* Start *

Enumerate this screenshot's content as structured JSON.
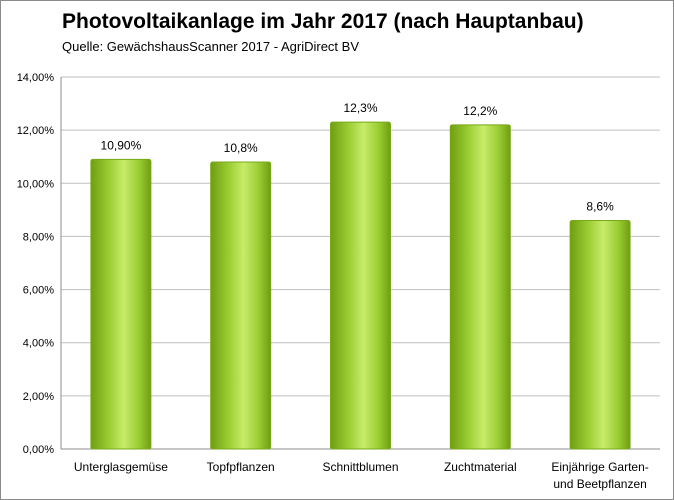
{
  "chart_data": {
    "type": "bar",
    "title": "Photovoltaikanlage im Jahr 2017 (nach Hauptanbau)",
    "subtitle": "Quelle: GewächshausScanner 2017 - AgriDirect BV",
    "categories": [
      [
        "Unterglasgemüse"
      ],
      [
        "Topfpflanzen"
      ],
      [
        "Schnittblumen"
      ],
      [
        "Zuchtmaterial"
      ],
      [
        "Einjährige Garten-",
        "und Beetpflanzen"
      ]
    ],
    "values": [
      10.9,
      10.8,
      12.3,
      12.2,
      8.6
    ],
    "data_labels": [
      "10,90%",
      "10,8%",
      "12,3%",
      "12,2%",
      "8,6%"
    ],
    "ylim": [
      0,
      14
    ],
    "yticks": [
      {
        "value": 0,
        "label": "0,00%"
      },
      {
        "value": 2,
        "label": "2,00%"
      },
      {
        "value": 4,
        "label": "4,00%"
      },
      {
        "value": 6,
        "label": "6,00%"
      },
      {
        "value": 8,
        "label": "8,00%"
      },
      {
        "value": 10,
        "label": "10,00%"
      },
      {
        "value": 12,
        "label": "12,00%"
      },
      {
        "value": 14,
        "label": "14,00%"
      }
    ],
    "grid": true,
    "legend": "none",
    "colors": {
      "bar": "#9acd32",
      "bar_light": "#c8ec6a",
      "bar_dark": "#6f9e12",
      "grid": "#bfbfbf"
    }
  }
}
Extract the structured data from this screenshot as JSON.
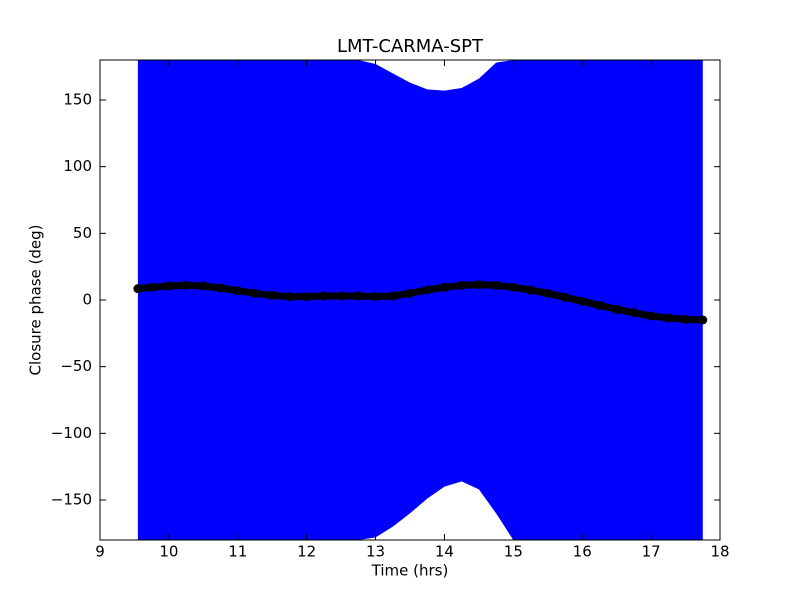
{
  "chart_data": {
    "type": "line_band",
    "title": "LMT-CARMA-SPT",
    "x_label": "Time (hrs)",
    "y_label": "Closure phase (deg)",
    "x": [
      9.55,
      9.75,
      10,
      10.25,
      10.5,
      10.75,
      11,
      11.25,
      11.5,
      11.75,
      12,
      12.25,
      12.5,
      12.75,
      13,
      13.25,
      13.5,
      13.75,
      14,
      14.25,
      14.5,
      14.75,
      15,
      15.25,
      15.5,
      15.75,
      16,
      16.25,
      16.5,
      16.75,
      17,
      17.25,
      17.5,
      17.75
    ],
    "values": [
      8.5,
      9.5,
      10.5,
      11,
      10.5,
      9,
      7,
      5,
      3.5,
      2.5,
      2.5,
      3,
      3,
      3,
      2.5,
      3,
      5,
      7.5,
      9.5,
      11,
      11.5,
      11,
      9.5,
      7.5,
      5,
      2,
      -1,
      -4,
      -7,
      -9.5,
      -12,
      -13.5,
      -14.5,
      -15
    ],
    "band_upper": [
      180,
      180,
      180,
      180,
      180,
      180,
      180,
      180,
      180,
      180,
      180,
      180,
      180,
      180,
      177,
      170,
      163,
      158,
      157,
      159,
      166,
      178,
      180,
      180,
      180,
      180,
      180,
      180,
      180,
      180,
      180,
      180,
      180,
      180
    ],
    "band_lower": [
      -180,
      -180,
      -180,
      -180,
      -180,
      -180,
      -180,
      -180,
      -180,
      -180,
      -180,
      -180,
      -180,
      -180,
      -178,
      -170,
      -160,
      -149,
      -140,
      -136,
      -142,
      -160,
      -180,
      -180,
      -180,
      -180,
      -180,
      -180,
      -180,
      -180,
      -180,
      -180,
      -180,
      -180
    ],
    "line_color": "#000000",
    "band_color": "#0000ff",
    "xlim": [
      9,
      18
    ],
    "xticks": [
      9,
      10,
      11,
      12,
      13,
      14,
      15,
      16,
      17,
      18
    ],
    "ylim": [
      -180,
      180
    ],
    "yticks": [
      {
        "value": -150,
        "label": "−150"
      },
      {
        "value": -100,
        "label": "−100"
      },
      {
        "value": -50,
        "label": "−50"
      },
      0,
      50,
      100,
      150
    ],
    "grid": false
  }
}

* End *
* Start *

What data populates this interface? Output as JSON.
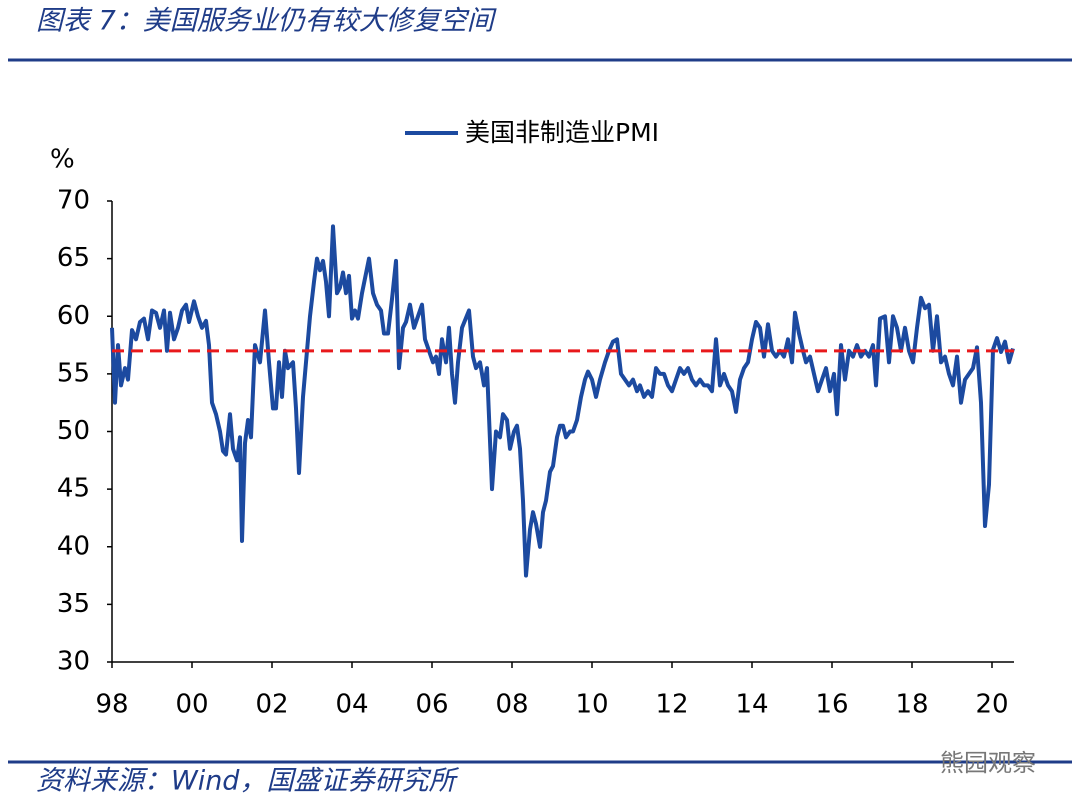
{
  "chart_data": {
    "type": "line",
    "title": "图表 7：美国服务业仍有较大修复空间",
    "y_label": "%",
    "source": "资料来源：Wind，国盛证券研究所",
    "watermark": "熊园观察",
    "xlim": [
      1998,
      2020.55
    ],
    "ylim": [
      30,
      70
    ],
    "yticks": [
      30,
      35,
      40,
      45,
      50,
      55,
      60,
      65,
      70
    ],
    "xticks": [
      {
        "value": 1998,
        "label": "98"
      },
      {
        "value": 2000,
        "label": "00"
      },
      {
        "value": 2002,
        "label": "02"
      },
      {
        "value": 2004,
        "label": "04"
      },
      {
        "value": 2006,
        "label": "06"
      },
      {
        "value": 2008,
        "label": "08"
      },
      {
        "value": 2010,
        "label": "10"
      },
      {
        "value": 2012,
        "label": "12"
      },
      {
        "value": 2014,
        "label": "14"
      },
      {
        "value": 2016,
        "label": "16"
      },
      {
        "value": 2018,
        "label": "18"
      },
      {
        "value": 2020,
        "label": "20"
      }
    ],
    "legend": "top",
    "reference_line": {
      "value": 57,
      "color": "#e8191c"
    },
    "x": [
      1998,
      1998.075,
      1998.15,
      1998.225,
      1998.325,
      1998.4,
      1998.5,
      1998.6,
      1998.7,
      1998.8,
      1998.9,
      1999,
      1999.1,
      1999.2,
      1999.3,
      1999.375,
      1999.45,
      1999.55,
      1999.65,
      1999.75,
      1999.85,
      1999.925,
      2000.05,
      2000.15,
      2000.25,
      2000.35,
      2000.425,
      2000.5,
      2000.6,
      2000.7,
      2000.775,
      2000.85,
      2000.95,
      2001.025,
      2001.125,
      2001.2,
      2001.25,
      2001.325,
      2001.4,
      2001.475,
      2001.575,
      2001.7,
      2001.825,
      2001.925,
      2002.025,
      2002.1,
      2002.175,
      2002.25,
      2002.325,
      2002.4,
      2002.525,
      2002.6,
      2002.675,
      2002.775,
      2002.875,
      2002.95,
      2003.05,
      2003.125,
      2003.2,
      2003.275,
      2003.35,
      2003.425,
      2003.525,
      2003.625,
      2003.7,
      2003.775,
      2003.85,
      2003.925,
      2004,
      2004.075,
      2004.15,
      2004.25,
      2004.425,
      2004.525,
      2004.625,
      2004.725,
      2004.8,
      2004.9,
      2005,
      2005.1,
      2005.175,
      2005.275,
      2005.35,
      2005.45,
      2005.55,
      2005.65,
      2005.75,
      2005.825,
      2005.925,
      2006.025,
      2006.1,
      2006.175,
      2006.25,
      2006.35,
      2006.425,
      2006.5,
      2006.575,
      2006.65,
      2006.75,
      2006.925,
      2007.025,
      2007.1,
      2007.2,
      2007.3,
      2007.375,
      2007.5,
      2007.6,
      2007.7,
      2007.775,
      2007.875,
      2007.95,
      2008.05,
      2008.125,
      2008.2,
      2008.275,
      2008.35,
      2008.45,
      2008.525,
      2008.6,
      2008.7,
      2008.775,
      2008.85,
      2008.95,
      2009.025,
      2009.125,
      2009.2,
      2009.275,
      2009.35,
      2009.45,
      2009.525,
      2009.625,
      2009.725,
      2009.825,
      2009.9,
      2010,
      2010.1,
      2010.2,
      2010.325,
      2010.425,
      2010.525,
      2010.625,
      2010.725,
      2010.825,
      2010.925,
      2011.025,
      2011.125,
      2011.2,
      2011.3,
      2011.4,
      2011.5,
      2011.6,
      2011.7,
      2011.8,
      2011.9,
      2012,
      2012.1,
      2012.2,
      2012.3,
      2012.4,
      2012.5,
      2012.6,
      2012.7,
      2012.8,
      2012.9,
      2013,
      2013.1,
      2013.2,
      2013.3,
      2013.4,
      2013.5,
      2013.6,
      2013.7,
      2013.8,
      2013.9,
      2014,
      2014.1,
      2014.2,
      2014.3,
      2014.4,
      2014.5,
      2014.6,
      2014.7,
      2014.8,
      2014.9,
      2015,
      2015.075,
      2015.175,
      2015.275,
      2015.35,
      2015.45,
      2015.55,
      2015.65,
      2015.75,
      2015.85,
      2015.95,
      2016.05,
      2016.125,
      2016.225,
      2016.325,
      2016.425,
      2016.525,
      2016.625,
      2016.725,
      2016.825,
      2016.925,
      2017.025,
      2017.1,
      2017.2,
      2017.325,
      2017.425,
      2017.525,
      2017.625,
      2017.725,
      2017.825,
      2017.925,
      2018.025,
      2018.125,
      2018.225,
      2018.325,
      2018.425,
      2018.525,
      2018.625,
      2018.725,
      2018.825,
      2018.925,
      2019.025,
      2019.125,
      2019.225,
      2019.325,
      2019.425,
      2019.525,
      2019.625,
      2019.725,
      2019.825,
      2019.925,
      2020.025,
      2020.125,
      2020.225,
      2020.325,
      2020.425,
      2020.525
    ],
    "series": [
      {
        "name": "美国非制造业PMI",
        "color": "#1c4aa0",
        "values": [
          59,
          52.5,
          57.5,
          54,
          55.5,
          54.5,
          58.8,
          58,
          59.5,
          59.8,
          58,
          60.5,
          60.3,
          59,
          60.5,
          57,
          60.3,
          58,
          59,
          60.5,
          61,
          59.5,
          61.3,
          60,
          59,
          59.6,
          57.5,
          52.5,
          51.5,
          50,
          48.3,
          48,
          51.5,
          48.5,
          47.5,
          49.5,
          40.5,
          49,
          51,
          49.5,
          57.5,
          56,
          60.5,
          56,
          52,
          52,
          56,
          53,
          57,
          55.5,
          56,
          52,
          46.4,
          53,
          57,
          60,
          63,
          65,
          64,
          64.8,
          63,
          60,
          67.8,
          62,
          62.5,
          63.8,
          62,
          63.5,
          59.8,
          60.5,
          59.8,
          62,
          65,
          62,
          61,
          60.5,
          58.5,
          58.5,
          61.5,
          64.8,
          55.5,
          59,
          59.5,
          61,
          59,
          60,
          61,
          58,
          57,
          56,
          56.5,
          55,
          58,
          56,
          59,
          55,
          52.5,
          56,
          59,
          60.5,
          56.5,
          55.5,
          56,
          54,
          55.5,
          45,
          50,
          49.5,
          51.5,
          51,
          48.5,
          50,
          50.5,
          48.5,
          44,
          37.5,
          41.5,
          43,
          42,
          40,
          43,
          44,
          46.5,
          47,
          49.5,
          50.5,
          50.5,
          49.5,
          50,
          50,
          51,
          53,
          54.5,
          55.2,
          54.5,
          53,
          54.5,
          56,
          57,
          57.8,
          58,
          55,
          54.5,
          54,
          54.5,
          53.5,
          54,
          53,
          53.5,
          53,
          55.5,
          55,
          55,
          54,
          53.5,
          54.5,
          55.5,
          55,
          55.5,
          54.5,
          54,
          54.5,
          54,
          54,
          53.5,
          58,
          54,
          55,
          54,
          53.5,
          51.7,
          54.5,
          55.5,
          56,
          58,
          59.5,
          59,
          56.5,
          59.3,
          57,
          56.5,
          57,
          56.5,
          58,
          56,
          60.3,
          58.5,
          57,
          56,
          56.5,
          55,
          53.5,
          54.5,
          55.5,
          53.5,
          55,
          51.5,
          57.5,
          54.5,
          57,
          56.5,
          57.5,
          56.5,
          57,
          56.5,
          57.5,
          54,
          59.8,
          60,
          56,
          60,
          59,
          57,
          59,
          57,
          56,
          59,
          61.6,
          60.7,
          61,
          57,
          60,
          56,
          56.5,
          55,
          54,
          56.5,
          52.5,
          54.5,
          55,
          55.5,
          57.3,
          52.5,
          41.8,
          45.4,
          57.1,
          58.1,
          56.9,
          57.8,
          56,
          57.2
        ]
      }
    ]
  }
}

* End *
* Start *

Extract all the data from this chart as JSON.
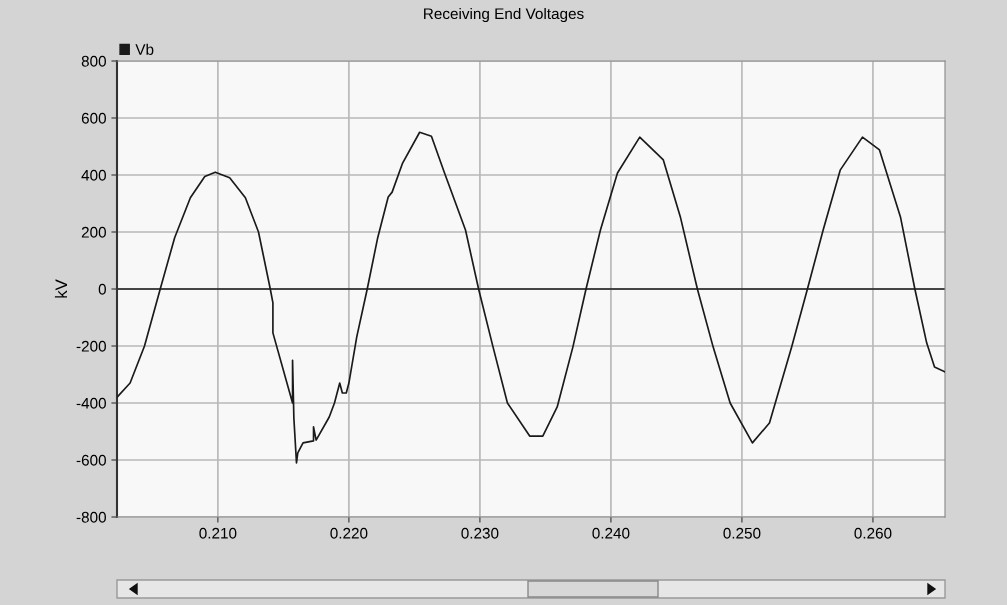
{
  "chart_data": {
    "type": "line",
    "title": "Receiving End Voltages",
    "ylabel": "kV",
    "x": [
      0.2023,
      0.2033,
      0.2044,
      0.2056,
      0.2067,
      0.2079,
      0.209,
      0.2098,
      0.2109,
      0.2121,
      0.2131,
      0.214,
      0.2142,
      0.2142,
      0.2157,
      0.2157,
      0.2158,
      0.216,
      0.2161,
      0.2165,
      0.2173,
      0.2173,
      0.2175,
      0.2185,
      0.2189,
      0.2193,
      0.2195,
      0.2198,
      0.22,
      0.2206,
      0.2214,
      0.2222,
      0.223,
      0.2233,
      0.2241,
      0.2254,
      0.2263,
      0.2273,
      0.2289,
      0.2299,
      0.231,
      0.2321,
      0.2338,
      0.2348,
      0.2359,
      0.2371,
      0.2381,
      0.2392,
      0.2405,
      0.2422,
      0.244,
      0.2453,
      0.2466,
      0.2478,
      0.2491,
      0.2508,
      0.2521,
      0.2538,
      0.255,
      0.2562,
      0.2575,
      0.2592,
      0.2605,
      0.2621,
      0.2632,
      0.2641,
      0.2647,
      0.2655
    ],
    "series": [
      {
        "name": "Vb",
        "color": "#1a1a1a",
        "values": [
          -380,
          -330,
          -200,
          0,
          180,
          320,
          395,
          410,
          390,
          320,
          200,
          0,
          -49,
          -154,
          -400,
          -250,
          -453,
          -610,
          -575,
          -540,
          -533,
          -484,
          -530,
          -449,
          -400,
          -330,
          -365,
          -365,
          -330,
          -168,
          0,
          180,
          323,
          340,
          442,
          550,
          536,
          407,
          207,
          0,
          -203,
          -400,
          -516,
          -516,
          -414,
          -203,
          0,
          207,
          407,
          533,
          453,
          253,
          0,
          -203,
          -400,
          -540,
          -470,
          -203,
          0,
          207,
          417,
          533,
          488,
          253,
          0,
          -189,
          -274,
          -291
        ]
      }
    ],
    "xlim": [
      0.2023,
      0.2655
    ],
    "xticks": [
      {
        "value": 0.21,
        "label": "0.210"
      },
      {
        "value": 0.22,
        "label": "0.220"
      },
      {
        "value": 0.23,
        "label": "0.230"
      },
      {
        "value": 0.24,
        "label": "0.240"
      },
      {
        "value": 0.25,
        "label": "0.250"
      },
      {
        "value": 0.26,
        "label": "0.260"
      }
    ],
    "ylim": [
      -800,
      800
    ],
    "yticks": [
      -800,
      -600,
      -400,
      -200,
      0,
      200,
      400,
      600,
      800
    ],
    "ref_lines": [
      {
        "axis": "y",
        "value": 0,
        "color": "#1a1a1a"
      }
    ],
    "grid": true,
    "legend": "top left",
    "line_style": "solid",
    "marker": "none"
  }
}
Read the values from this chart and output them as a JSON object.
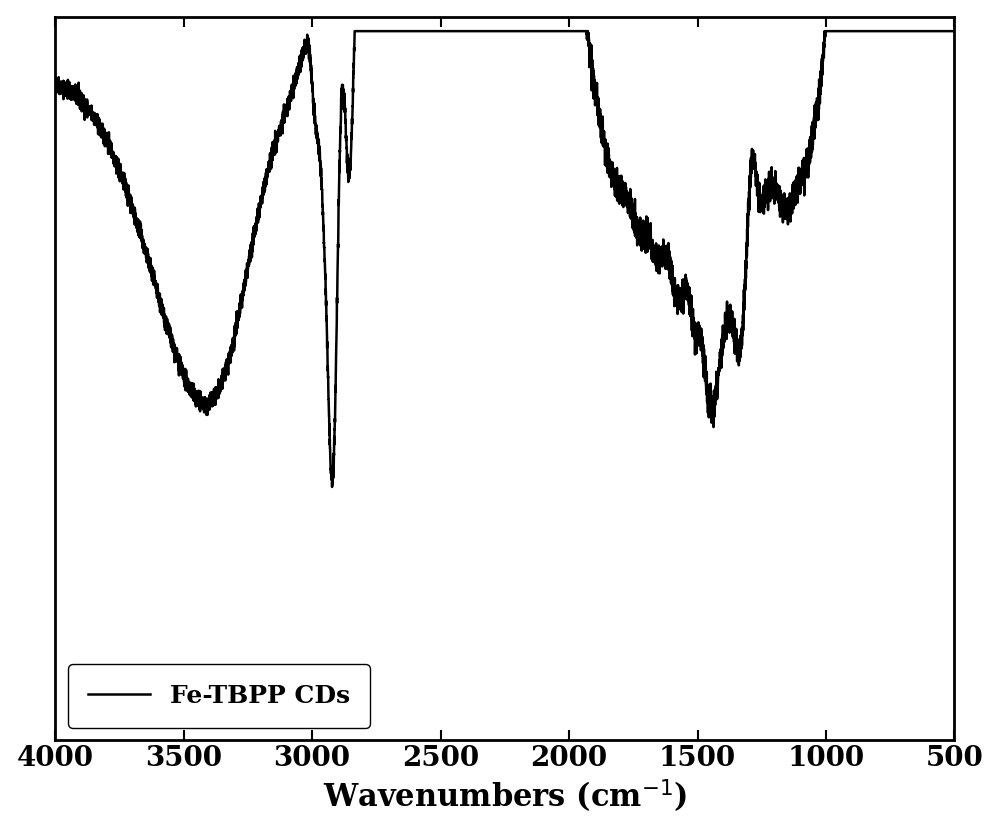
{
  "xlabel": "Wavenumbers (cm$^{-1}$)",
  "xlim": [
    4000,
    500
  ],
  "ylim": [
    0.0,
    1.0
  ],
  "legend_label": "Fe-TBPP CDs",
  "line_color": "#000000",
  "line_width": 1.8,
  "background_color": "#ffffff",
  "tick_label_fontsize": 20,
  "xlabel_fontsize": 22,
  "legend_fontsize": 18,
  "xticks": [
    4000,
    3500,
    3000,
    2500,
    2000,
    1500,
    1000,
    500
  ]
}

* End *

## Short exercise
Lines that include the word "screenshot" — how many are there in the data? Answer with the number alone.

## Answer to this exercise
2